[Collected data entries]
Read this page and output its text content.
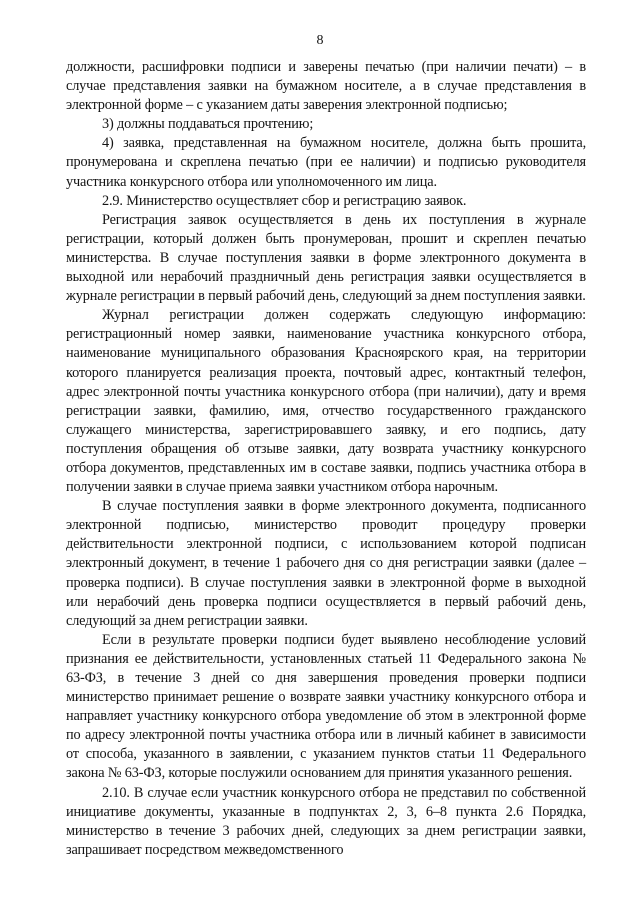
8

должности, расшифровки подписи и заверены печатью (при наличии печати) – в случае представления заявки на бумажном носителе, а в случае представления в электронной форме – с указанием даты заверения электронной подписью;

3) должны поддаваться прочтению;

4) заявка, представленная на бумажном носителе, должна быть прошита, пронумерована и скреплена печатью (при ее наличии) и подписью руководителя участника конкурсного отбора или уполномоченного им лица.

2.9. Министерство осуществляет сбор и регистрацию заявок.

Регистрация заявок осуществляется в день их поступления в журнале регистрации, который должен быть пронумерован, прошит и скреплен печатью министерства. В случае поступления заявки в форме электронного документа в выходной или нерабочий праздничный день регистрация заявки осуществляется в журнале регистрации в первый рабочий день, следующий за днем поступления заявки.

Журнал регистрации должен содержать следующую информацию: регистрационный номер заявки, наименование участника конкурсного отбора, наименование муниципального образования Красноярского края, на территории которого планируется реализация проекта, почтовый адрес, контактный телефон, адрес электронной почты участника конкурсного отбора (при наличии), дату и время регистрации заявки, фамилию, имя, отчество государственного гражданского служащего министерства, зарегистрировавшего заявку, и его подпись, дату поступления обращения об отзыве заявки, дату возврата участнику конкурсного отбора документов, представленных им в составе заявки, подпись участника отбора в получении заявки в случае приема заявки участником отбора нарочным.

В случае поступления заявки в форме электронного документа, подписанного электронной подписью, министерство проводит процедуру проверки действительности электронной подписи, с использованием которой подписан электронный документ, в течение 1 рабочего дня со дня регистрации заявки (далее – проверка подписи). В случае поступления заявки в электронной форме в выходной или нерабочий день проверка подписи осуществляется в первый рабочий день, следующий за днем регистрации заявки.

Если в результате проверки подписи будет выявлено несоблюдение условий признания ее действительности, установленных статьей 11 Федерального закона № 63-ФЗ, в течение 3 дней со дня завершения проведения проверки подписи министерство принимает решение о возврате заявки участнику конкурсного отбора и направляет участнику конкурсного отбора уведомление об этом в электронной форме по адресу электронной почты участника отбора или в личный кабинет в зависимости от способа, указанного в заявлении, с указанием пунктов статьи 11 Федерального закона № 63-ФЗ, которые послужили основанием для принятия указанного решения.

2.10. В случае если участник конкурсного отбора не представил по собственной инициативе документы, указанные в подпунктах 2, 3, 6–8 пункта 2.6 Порядка, министерство в течение 3 рабочих дней, следующих за днем регистрации заявки, запрашивает посредством межведомственного
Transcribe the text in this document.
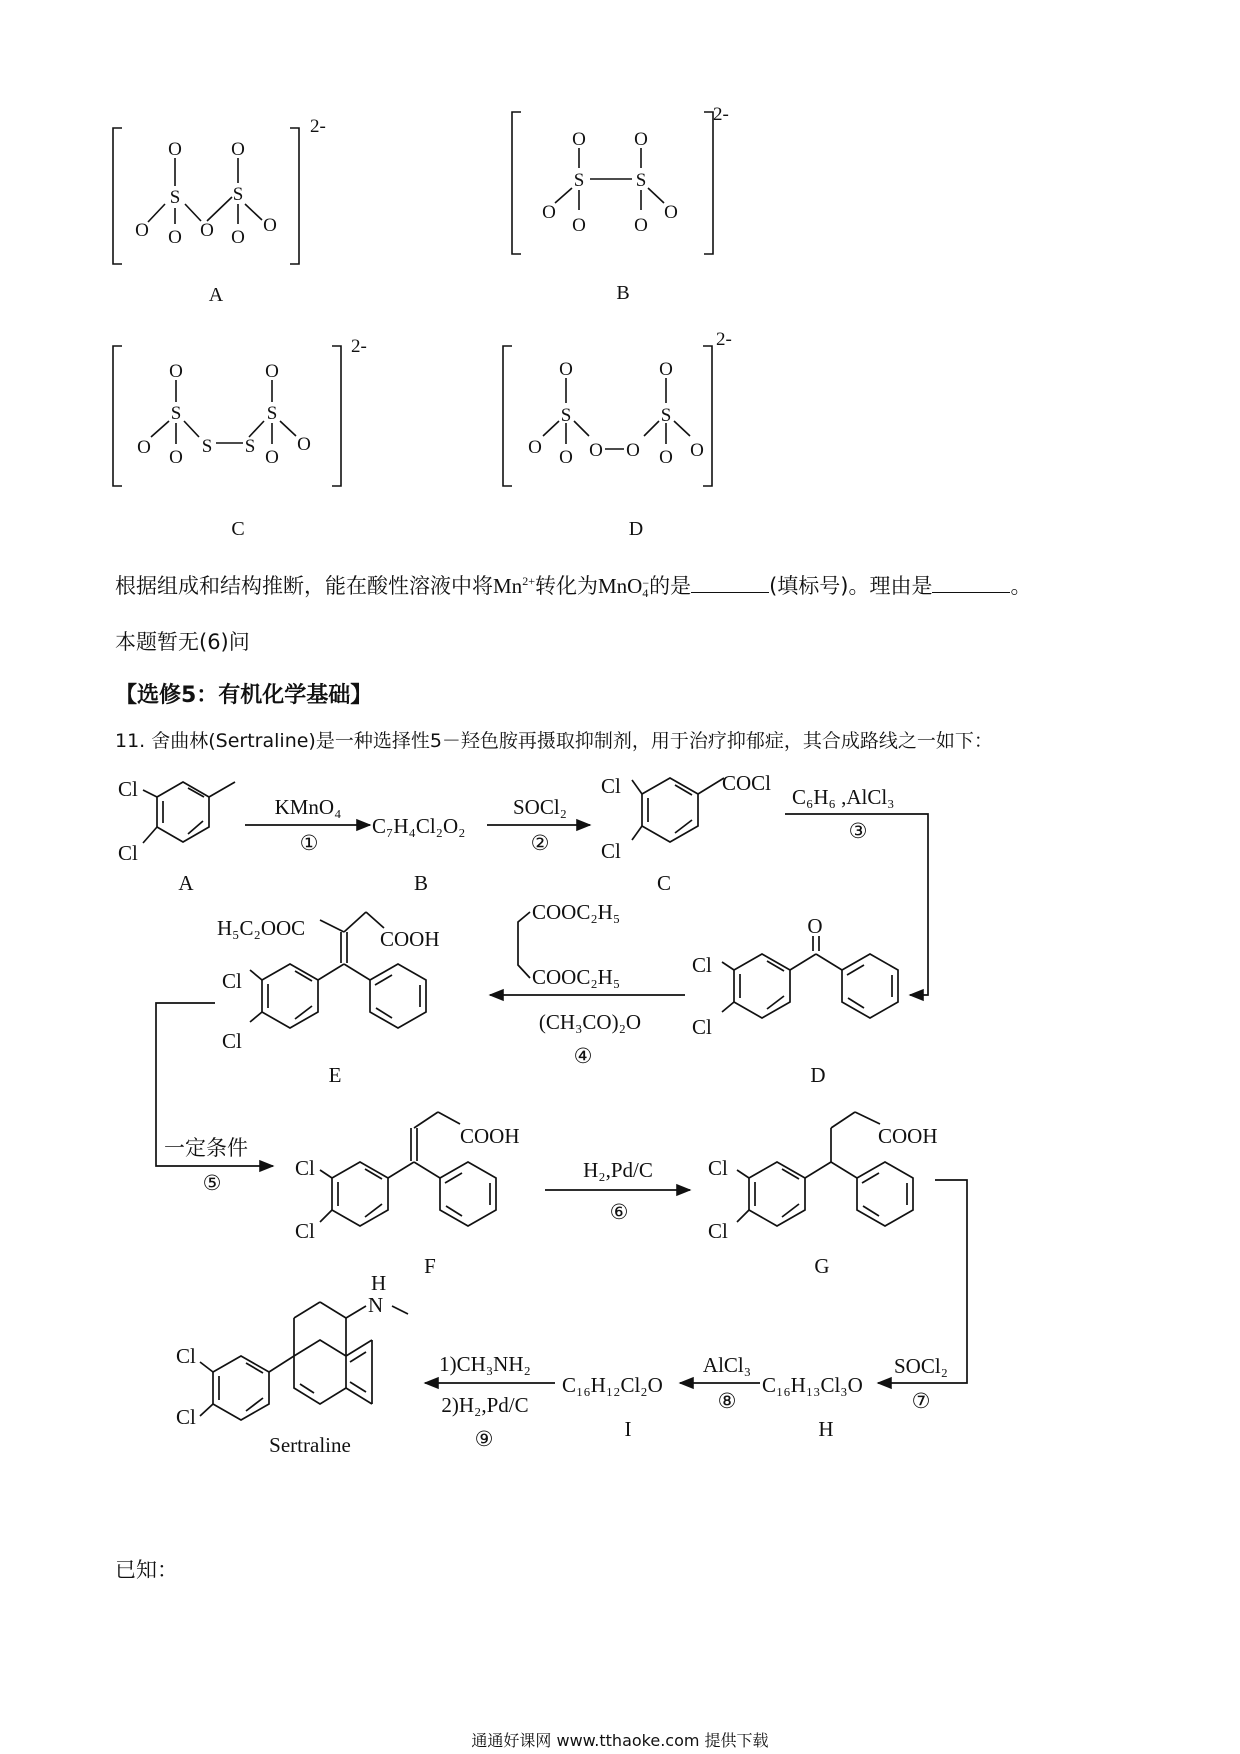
O
S
O O O
O
S
O
O
2-
A
O	O
S	S
O
O	O
O
2-
B
O
S
O O
S S
O
S
O
O
2-
C
O
S
O O O O
O
S
O O
2-
D
Cl
Cl
A
KMnO₄
①
C₇H₄Cl₂O₂
B
SOCl₂
②
Cl
Cl
COCl
C
C₆H₆ ,AlCl₃
③
O
Cl
Cl
D
COOC₂H₅
COOC₂H₅
(CH₃CO)₂O
④
H₅C₂OOC	COOH
Cl
Cl
E
一定条件
⑤
COOH
Cl
Cl
F
H₂,Pd/C
⑥
COOH
Cl
Cl
G
SOCl₂
⑦
C₁₆H₁₃Cl₃O
H
AlCl₃
⑧
C₁₆H₁₂Cl₂O
I
1)CH₃NH₂
2)H₂,Pd/C
⑨
H
N
Cl
Cl
Sertraline
根据组成和结构推断，能在酸性溶液中将$Mn^{2+}$转化为MnO −
4 的是	(填标号)。理由是	。
本题暂无(6)问
【选修5：有机化学基础】
11. 舍曲林(Sertraline)是一种选择性5－羟色胺再摄取抑制剂，用于治疗抑郁症，其合成路线之一如下：
已知：
通通好课网 www.tthaoke.com 提供下载
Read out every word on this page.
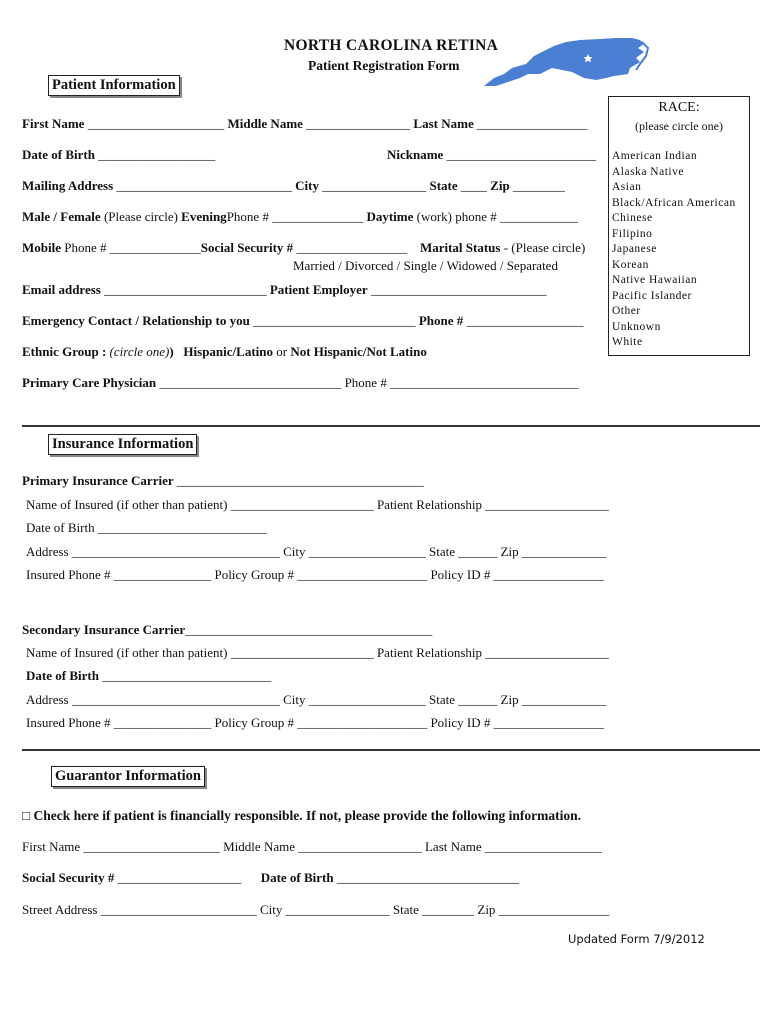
NORTH CAROLINA RETINA
Patient Registration Form
Patient Information
First Name _____________________ Middle Name ________________ Last Name _________________
Date of Birth __________________	Nickname _______________________
Mailing Address ___________________________ City ________________ State ____ Zip ________
Male / Female (Please circle) EveningPhone # ______________ Daytime (work) phone # ____________
Mobile Phone # ______________Social Security # _________________ Marital Status - (Please circle)
Married / Divorced / Single / Widowed / Separated
Email address _________________________ Patient Employer ___________________________
Emergency Contact / Relationship to you _________________________ Phone # __________________
Ethnic Group : (circle one)) Hispanic/Latino or Not Hispanic/Not Latino
Primary Care Physician ____________________________ Phone # _____________________________
RACE:
(please circle one)
American Indian
Alaska Native
Asian
Black/African American
Chinese
Filipino
Japanese
Korean
Native Hawaiian
Pacific Islander
Other
Unknown
White
Insurance Information
Primary Insurance Carrier ______________________________________
Name of Insured (if other than patient) ______________________ Patient Relationship ___________________
Date of Birth __________________________
Address ________________________________ City __________________ State ______ Zip _____________
Insured Phone # _______________ Policy Group # ____________________ Policy ID # _________________
Secondary Insurance Carrier______________________________________
Name of Insured (if other than patient) ______________________ Patient Relationship ___________________
Date of Birth __________________________
Address ________________________________ City __________________ State ______ Zip _____________
Insured Phone # _______________ Policy Group # ____________________ Policy ID # _________________
Guarantor Information
□ Check here if patient is financially responsible. If not, please provide the following information.
First Name _____________________ Middle Name ___________________ Last Name __________________
Social Security # ___________________ Date of Birth ____________________________
Street Address ________________________ City ________________ State ________ Zip _________________
Updated Form 7/9/2012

* WORK TO BE COMPLETED
From the entries, report each line that includes the word "State".

* WRITTEN SOLUTION
Mailing Address ___________________________ City ________________ State ____ Zip ________
Address ________________________________ City __________________ State ______ Zip _____________
Address ________________________________ City __________________ State ______ Zip _____________
Street Address ________________________ City ________________ State ________ Zip _________________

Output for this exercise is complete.